| LISTING |
◇ ◇ ◇ ◇ ◇ ◇ ◇

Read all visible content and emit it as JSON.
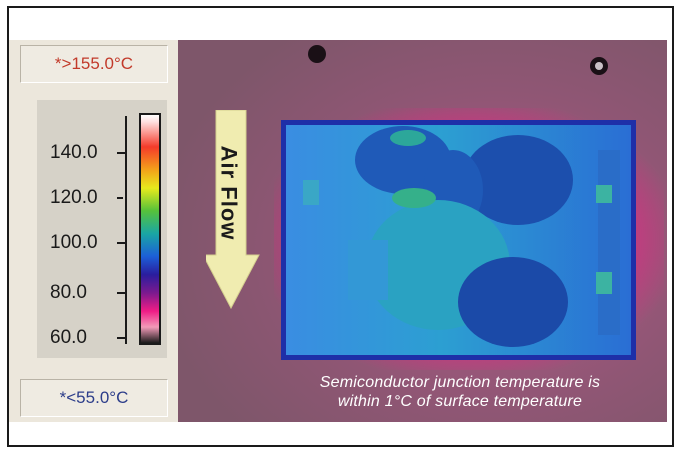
{
  "colorbar": {
    "max_out_of_range": "*>155.0°C",
    "min_out_of_range": "*<55.0°C",
    "ticks": [
      "140.0",
      "120.0",
      "100.0",
      "80.0",
      "60.0"
    ]
  },
  "overlay": {
    "arrow_label": "Air Flow",
    "caption_line1": "Semiconductor junction temperature is",
    "caption_line2": "within 1°C of surface temperature"
  },
  "colors": {
    "background_magenta": "#8c5570",
    "hot_pink": "#f01c86",
    "cool_blue": "#2f6fd6",
    "arrow_fill": "#f0ecb0"
  }
}
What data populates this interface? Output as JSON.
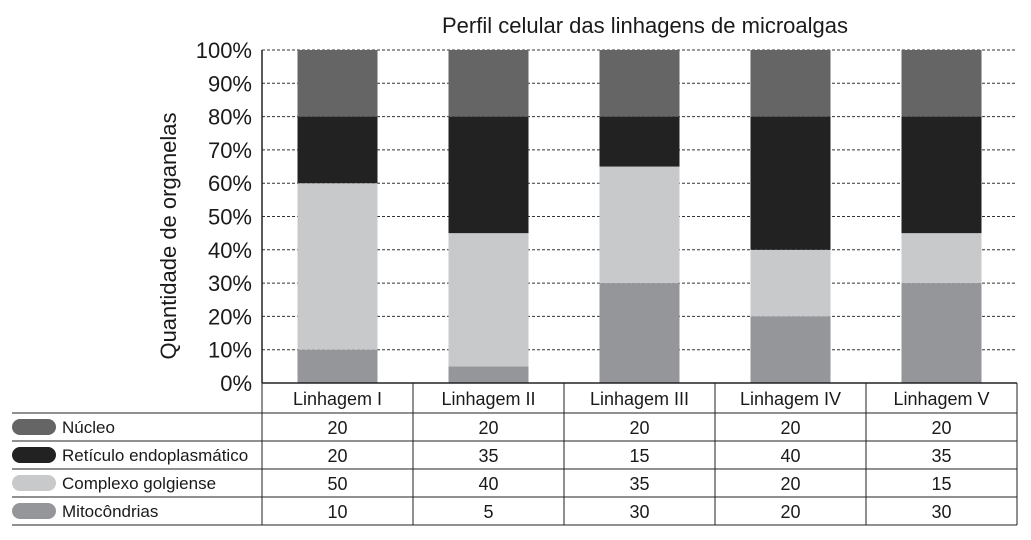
{
  "chart_data": {
    "type": "bar",
    "stacked": true,
    "normalized_percent": true,
    "title": "Perfil celular das linhagens de microalgas",
    "xlabel": "",
    "ylabel": "Quantidade de organelas",
    "ylim": [
      0,
      100
    ],
    "yticks": [
      "0%",
      "10%",
      "20%",
      "30%",
      "40%",
      "50%",
      "60%",
      "70%",
      "80%",
      "90%",
      "100%"
    ],
    "grid": true,
    "categories": [
      "Linhagem I",
      "Linhagem II",
      "Linhagem III",
      "Linhagem IV",
      "Linhagem V"
    ],
    "series": [
      {
        "name": "Núcleo",
        "color": "#656565",
        "values": [
          20,
          20,
          20,
          20,
          20
        ]
      },
      {
        "name": "Retículo endoplasmático",
        "color": "#222222",
        "values": [
          20,
          35,
          15,
          40,
          35
        ]
      },
      {
        "name": "Complexo golgiense",
        "color": "#c8c9cb",
        "values": [
          50,
          40,
          35,
          20,
          15
        ]
      },
      {
        "name": "Mitocôndrias",
        "color": "#95969a",
        "values": [
          10,
          5,
          30,
          20,
          30
        ]
      }
    ],
    "stack_order_bottom_to_top": [
      "Mitocôndrias",
      "Complexo golgiense",
      "Retículo endoplasmático",
      "Núcleo"
    ],
    "legend_placement": "data-table-below"
  }
}
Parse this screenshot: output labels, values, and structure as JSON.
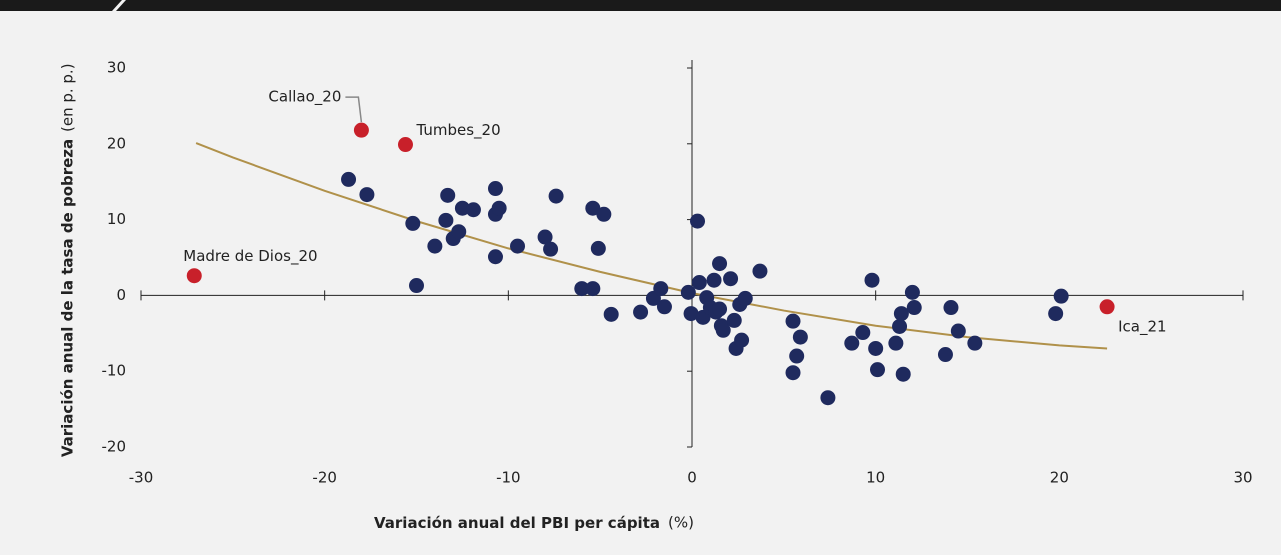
{
  "chart_data": {
    "type": "scatter",
    "x_label": "Variación anual del PBI per cápita",
    "x_unit": "(%)",
    "y_label": "Variación anual de la tasa de pobreza",
    "y_unit": "(en p. p.)",
    "xlim": [
      -30,
      30
    ],
    "xticks": [
      -30,
      -20,
      -10,
      0,
      10,
      20,
      30
    ],
    "ylim": [
      -20,
      30
    ],
    "yticks": [
      -20,
      -10,
      0,
      10,
      20,
      30
    ],
    "points": {
      "color": "#1f2a5e",
      "x": [
        -18.7,
        -17.7,
        -15.2,
        -15.0,
        -14.0,
        -13.3,
        -13.4,
        -13.0,
        -12.7,
        -12.5,
        -11.9,
        -10.7,
        -10.7,
        -10.5,
        -10.7,
        -9.5,
        -8.0,
        -7.7,
        -7.4,
        -6.0,
        -5.1,
        -5.4,
        -4.8,
        -5.4,
        -4.4,
        -2.8,
        -2.1,
        -1.7,
        -1.5,
        -0.2,
        -0.05,
        0.3,
        0.4,
        0.6,
        0.8,
        1.0,
        1.2,
        1.3,
        1.5,
        1.5,
        1.6,
        1.7,
        2.1,
        2.3,
        2.4,
        2.6,
        2.7,
        2.9,
        3.7,
        5.5,
        5.7,
        5.5,
        5.9,
        7.4,
        8.7,
        9.3,
        9.8,
        10.0,
        10.1,
        11.1,
        11.3,
        11.4,
        11.5,
        12.0,
        12.1,
        13.8,
        14.1,
        14.5,
        15.4,
        19.8,
        20.1
      ],
      "y": [
        15.3,
        13.3,
        9.5,
        1.3,
        6.5,
        13.2,
        9.9,
        7.5,
        8.4,
        11.5,
        11.3,
        14.1,
        10.7,
        11.5,
        5.1,
        6.5,
        7.7,
        6.1,
        13.1,
        0.9,
        6.2,
        11.5,
        10.7,
        0.9,
        -2.5,
        -2.2,
        -0.4,
        0.9,
        -1.5,
        0.4,
        -2.4,
        9.8,
        1.7,
        -2.9,
        -0.3,
        -1.6,
        2.0,
        -2.2,
        4.2,
        -1.8,
        -4.0,
        -4.6,
        2.2,
        -3.3,
        -7.0,
        -1.2,
        -5.9,
        -0.4,
        3.2,
        -3.4,
        -8.0,
        -10.2,
        -5.5,
        -13.5,
        -6.3,
        -4.9,
        2.0,
        -7.0,
        -9.8,
        -6.3,
        -4.1,
        -2.4,
        -10.4,
        0.4,
        -1.6,
        -7.8,
        -1.6,
        -4.7,
        -6.3,
        -2.4,
        -0.1
      ]
    },
    "highlighted": {
      "color": "#c8202a",
      "labels": [
        "Callao_20",
        "Tumbes_20",
        "Madre de Dios_20",
        "Ica_21"
      ],
      "x": [
        -18.0,
        -15.6,
        -27.1,
        22.6
      ],
      "y": [
        21.8,
        19.9,
        2.6,
        -1.5
      ]
    },
    "trend": {
      "color": "#b0914a",
      "x": [
        -27,
        -25,
        -20,
        -15,
        -10,
        -5,
        0,
        5,
        10,
        15,
        20,
        22.6
      ],
      "y": [
        20.1,
        18.2,
        13.8,
        9.8,
        6.2,
        3.1,
        0.3,
        -2.0,
        -4.0,
        -5.5,
        -6.6,
        -7.0
      ]
    }
  }
}
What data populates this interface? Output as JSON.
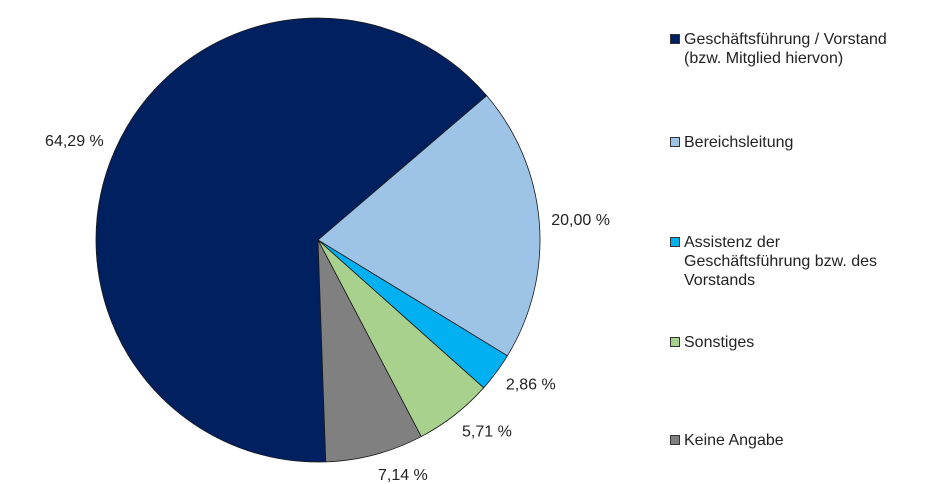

◇ ◇ ◇ ◇ ◇ ◇ ◇

| PROBLEM STATEMENT |
Transcribe the listing in full and omit the pictures.

| ANSWER TO THE PROBLEM |
Read all visible content and emit it as JSON.
{
  "colorbar": {
    "max_out_of_range": "*>155.0°C",
    "min_out_of_range": "*<55.0°C",
    "ticks": [
      "140.0",
      "120.0",
      "100.0",
      "80.0",
      "60.0"
    ]
  },
  "overlay": {
    "arrow_label": "Air Flow",
    "caption_line1": "Semiconductor junction temperature is",
    "caption_line2": "within 1°C of surface temperature"
  },
  "colors": {
    "background_magenta": "#8c5570",
    "hot_pink": "#f01c86",
    "cool_blue": "#2f6fd6",
    "arrow_fill": "#f0ecb0"
  }
}
What data populates this interface? Output as JSON.
{
  "chart_data": {
    "type": "bar",
    "stacked": true,
    "normalized_percent": true,
    "title": "Perfil celular das linhagens de microalgas",
    "xlabel": "",
    "ylabel": "Quantidade de organelas",
    "ylim": [
      0,
      100
    ],
    "yticks": [
      "0%",
      "10%",
      "20%",
      "30%",
      "40%",
      "50%",
      "60%",
      "70%",
      "80%",
      "90%",
      "100%"
    ],
    "grid": true,
    "categories": [
      "Linhagem I",
      "Linhagem II",
      "Linhagem III",
      "Linhagem IV",
      "Linhagem V"
    ],
    "series": [
      {
        "name": "Núcleo",
        "color": "#656565",
        "values": [
          20,
          20,
          20,
          20,
          20
        ]
      },
      {
        "name": "Retículo endoplasmático",
        "color": "#222222",
        "values": [
          20,
          35,
          15,
          40,
          35
        ]
      },
      {
        "name": "Complexo golgiense",
        "color": "#c8c9cb",
        "values": [
          50,
          40,
          35,
          20,
          15
        ]
      },
      {
        "name": "Mitocôndrias",
        "color": "#95969a",
        "values": [
          10,
          5,
          30,
          20,
          30
        ]
      }
    ],
    "stack_order_bottom_to_top": [
      "Mitocôndrias",
      "Complexo golgiense",
      "Retículo endoplasmático",
      "Núcleo"
    ],
    "legend_placement": "data-table-below"
  }
}
Parse this screenshot: output labels, values, and structure as JSON.
{
  "chart_data": {
    "type": "scatter",
    "x_label": "Variación anual del PBI per cápita",
    "x_unit": "(%)",
    "y_label": "Variación anual de la tasa de pobreza",
    "y_unit": "(en p. p.)",
    "xlim": [
      -30,
      30
    ],
    "xticks": [
      -30,
      -20,
      -10,
      0,
      10,
      20,
      30
    ],
    "ylim": [
      -20,
      30
    ],
    "yticks": [
      -20,
      -10,
      0,
      10,
      20,
      30
    ],
    "points": {
      "color": "#1f2a5e",
      "x": [
        -18.7,
        -17.7,
        -15.2,
        -15.0,
        -14.0,
        -13.3,
        -13.4,
        -13.0,
        -12.7,
        -12.5,
        -11.9,
        -10.7,
        -10.7,
        -10.5,
        -10.7,
        -9.5,
        -8.0,
        -7.7,
        -7.4,
        -6.0,
        -5.1,
        -5.4,
        -4.8,
        -5.4,
        -4.4,
        -2.8,
        -2.1,
        -1.7,
        -1.5,
        -0.2,
        -0.05,
        0.3,
        0.4,
        0.6,
        0.8,
        1.0,
        1.2,
        1.3,
        1.5,
        1.5,
        1.6,
        1.7,
        2.1,
        2.3,
        2.4,
        2.6,
        2.7,
        2.9,
        3.7,
        5.5,
        5.7,
        5.5,
        5.9,
        7.4,
        8.7,
        9.3,
        9.8,
        10.0,
        10.1,
        11.1,
        11.3,
        11.4,
        11.5,
        12.0,
        12.1,
        13.8,
        14.1,
        14.5,
        15.4,
        19.8,
        20.1
      ],
      "y": [
        15.3,
        13.3,
        9.5,
        1.3,
        6.5,
        13.2,
        9.9,
        7.5,
        8.4,
        11.5,
        11.3,
        14.1,
        10.7,
        11.5,
        5.1,
        6.5,
        7.7,
        6.1,
        13.1,
        0.9,
        6.2,
        11.5,
        10.7,
        0.9,
        -2.5,
        -2.2,
        -0.4,
        0.9,
        -1.5,
        0.4,
        -2.4,
        9.8,
        1.7,
        -2.9,
        -0.3,
        -1.6,
        2.0,
        -2.2,
        4.2,
        -1.8,
        -4.0,
        -4.6,
        2.2,
        -3.3,
        -7.0,
        -1.2,
        -5.9,
        -0.4,
        3.2,
        -3.4,
        -8.0,
        -10.2,
        -5.5,
        -13.5,
        -6.3,
        -4.9,
        2.0,
        -7.0,
        -9.8,
        -6.3,
        -4.1,
        -2.4,
        -10.4,
        0.4,
        -1.6,
        -7.8,
        -1.6,
        -4.7,
        -6.3,
        -2.4,
        -0.1
      ]
    },
    "highlighted": {
      "color": "#c8202a",
      "labels": [
        "Callao_20",
        "Tumbes_20",
        "Madre de Dios_20",
        "Ica_21"
      ],
      "x": [
        -18.0,
        -15.6,
        -27.1,
        22.6
      ],
      "y": [
        21.8,
        19.9,
        2.6,
        -1.5
      ]
    },
    "trend": {
      "color": "#b0914a",
      "x": [
        -27,
        -25,
        -20,
        -15,
        -10,
        -5,
        0,
        5,
        10,
        15,
        20,
        22.6
      ],
      "y": [
        20.1,
        18.2,
        13.8,
        9.8,
        6.2,
        3.1,
        0.3,
        -2.0,
        -4.0,
        -5.5,
        -6.6,
        -7.0
      ]
    }
  }
}
What data populates this interface? Output as JSON.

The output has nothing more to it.